## Dataset
▼▼▼

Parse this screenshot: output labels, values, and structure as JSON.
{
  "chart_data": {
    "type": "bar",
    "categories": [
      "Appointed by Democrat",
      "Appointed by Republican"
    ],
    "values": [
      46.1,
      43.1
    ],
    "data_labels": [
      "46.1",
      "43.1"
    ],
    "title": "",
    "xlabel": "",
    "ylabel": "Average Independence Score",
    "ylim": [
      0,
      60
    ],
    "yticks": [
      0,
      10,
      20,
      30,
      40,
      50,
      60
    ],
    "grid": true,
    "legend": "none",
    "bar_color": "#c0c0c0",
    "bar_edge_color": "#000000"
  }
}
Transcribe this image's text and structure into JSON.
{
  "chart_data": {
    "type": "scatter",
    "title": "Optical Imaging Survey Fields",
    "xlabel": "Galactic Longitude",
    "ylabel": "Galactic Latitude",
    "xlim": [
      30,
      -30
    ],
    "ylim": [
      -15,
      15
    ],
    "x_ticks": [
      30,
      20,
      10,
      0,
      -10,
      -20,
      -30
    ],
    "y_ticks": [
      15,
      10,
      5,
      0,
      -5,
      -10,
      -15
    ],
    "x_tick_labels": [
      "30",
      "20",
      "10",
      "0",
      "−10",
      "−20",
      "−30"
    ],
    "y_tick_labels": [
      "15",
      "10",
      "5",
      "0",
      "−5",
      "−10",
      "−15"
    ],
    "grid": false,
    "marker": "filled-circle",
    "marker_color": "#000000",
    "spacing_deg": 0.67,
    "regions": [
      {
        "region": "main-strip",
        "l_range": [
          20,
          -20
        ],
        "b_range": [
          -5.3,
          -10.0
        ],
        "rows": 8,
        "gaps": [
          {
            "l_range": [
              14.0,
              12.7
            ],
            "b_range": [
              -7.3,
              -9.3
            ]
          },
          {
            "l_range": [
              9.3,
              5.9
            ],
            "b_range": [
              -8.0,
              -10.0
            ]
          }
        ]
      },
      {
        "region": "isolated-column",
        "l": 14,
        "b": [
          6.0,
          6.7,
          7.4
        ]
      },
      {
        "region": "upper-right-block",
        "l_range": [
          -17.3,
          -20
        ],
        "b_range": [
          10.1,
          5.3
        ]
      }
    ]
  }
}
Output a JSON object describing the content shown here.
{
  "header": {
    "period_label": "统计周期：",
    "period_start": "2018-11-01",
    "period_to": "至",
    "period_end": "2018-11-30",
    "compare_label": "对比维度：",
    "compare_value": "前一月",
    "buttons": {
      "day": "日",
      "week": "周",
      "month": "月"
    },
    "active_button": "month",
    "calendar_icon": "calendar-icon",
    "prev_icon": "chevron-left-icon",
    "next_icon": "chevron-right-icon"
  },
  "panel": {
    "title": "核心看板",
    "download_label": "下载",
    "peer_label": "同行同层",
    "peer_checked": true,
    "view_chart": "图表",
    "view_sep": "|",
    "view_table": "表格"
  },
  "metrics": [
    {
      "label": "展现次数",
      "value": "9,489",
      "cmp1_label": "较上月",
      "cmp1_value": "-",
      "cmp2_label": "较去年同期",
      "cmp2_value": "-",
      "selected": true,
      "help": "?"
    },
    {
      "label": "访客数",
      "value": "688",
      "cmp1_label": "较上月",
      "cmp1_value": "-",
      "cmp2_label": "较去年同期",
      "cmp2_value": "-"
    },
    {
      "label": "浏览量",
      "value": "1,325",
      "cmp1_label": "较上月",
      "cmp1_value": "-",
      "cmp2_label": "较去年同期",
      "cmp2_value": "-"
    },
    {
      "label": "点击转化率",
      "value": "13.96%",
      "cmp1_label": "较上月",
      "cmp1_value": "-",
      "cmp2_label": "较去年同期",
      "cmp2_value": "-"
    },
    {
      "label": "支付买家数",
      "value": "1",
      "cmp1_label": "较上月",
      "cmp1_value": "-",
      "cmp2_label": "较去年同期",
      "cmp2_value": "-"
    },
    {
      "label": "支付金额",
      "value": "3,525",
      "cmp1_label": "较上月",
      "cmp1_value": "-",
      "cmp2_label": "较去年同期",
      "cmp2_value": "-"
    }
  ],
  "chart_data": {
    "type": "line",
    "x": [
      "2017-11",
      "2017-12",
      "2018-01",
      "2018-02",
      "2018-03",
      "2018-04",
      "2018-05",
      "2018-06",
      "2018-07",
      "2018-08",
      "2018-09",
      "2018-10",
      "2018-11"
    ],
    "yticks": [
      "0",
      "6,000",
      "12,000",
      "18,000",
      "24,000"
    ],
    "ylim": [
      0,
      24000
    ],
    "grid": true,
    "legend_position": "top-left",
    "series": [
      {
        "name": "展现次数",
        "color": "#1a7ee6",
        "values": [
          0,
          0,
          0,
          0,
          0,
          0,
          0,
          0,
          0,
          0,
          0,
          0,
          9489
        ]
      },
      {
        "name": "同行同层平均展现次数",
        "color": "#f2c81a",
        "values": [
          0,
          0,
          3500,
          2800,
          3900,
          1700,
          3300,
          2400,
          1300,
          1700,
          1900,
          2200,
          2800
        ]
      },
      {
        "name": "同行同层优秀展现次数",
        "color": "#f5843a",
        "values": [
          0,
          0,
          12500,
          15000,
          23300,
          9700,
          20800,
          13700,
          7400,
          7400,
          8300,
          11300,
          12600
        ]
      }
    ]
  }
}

▲▲▲

## The task
Quote all the records exactly, please, leaving none out.

## Task answer
Parse this screenshot: output labels, values, and structure as JSON.
{
  "chart_data": {
    "type": "bar",
    "categories": [
      "Appointed by Democrat",
      "Appointed by Republican"
    ],
    "values": [
      46.1,
      43.1
    ],
    "data_labels": [
      "46.1",
      "43.1"
    ],
    "title": "",
    "xlabel": "",
    "ylabel": "Average Independence Score",
    "ylim": [
      0,
      60
    ],
    "yticks": [
      0,
      10,
      20,
      30,
      40,
      50,
      60
    ],
    "grid": true,
    "legend": "none",
    "bar_color": "#c0c0c0",
    "bar_edge_color": "#000000"
  }
}
Transcribe this image's text and structure into JSON.
{
  "chart_data": {
    "type": "scatter",
    "title": "Optical Imaging Survey Fields",
    "xlabel": "Galactic Longitude",
    "ylabel": "Galactic Latitude",
    "xlim": [
      30,
      -30
    ],
    "ylim": [
      -15,
      15
    ],
    "x_ticks": [
      30,
      20,
      10,
      0,
      -10,
      -20,
      -30
    ],
    "y_ticks": [
      15,
      10,
      5,
      0,
      -5,
      -10,
      -15
    ],
    "x_tick_labels": [
      "30",
      "20",
      "10",
      "0",
      "−10",
      "−20",
      "−30"
    ],
    "y_tick_labels": [
      "15",
      "10",
      "5",
      "0",
      "−5",
      "−10",
      "−15"
    ],
    "grid": false,
    "marker": "filled-circle",
    "marker_color": "#000000",
    "spacing_deg": 0.67,
    "regions": [
      {
        "region": "main-strip",
        "l_range": [
          20,
          -20
        ],
        "b_range": [
          -5.3,
          -10.0
        ],
        "rows": 8,
        "gaps": [
          {
            "l_range": [
              14.0,
              12.7
            ],
            "b_range": [
              -7.3,
              -9.3
            ]
          },
          {
            "l_range": [
              9.3,
              5.9
            ],
            "b_range": [
              -8.0,
              -10.0
            ]
          }
        ]
      },
      {
        "region": "isolated-column",
        "l": 14,
        "b": [
          6.0,
          6.7,
          7.4
        ]
      },
      {
        "region": "upper-right-block",
        "l_range": [
          -17.3,
          -20
        ],
        "b_range": [
          10.1,
          5.3
        ]
      }
    ]
  }
}
Output a JSON object describing the content shown here.
{
  "header": {
    "period_label": "统计周期：",
    "period_start": "2018-11-01",
    "period_to": "至",
    "period_end": "2018-11-30",
    "compare_label": "对比维度：",
    "compare_value": "前一月",
    "buttons": {
      "day": "日",
      "week": "周",
      "month": "月"
    },
    "active_button": "month",
    "calendar_icon": "calendar-icon",
    "prev_icon": "chevron-left-icon",
    "next_icon": "chevron-right-icon"
  },
  "panel": {
    "title": "核心看板",
    "download_label": "下载",
    "peer_label": "同行同层",
    "peer_checked": true,
    "view_chart": "图表",
    "view_sep": "|",
    "view_table": "表格"
  },
  "metrics": [
    {
      "label": "展现次数",
      "value": "9,489",
      "cmp1_label": "较上月",
      "cmp1_value": "-",
      "cmp2_label": "较去年同期",
      "cmp2_value": "-",
      "selected": true,
      "help": "?"
    },
    {
      "label": "访客数",
      "value": "688",
      "cmp1_label": "较上月",
      "cmp1_value": "-",
      "cmp2_label": "较去年同期",
      "cmp2_value": "-"
    },
    {
      "label": "浏览量",
      "value": "1,325",
      "cmp1_label": "较上月",
      "cmp1_value": "-",
      "cmp2_label": "较去年同期",
      "cmp2_value": "-"
    },
    {
      "label": "点击转化率",
      "value": "13.96%",
      "cmp1_label": "较上月",
      "cmp1_value": "-",
      "cmp2_label": "较去年同期",
      "cmp2_value": "-"
    },
    {
      "label": "支付买家数",
      "value": "1",
      "cmp1_label": "较上月",
      "cmp1_value": "-",
      "cmp2_label": "较去年同期",
      "cmp2_value": "-"
    },
    {
      "label": "支付金额",
      "value": "3,525",
      "cmp1_label": "较上月",
      "cmp1_value": "-",
      "cmp2_label": "较去年同期",
      "cmp2_value": "-"
    }
  ],
  "chart_data": {
    "type": "line",
    "x": [
      "2017-11",
      "2017-12",
      "2018-01",
      "2018-02",
      "2018-03",
      "2018-04",
      "2018-05",
      "2018-06",
      "2018-07",
      "2018-08",
      "2018-09",
      "2018-10",
      "2018-11"
    ],
    "yticks": [
      "0",
      "6,000",
      "12,000",
      "18,000",
      "24,000"
    ],
    "ylim": [
      0,
      24000
    ],
    "grid": true,
    "legend_position": "top-left",
    "series": [
      {
        "name": "展现次数",
        "color": "#1a7ee6",
        "values": [
          0,
          0,
          0,
          0,
          0,
          0,
          0,
          0,
          0,
          0,
          0,
          0,
          9489
        ]
      },
      {
        "name": "同行同层平均展现次数",
        "color": "#f2c81a",
        "values": [
          0,
          0,
          3500,
          2800,
          3900,
          1700,
          3300,
          2400,
          1300,
          1700,
          1900,
          2200,
          2800
        ]
      },
      {
        "name": "同行同层优秀展现次数",
        "color": "#f5843a",
        "values": [
          0,
          0,
          12500,
          15000,
          23300,
          9700,
          20800,
          13700,
          7400,
          7400,
          8300,
          11300,
          12600
        ]
      }
    ]
  }
}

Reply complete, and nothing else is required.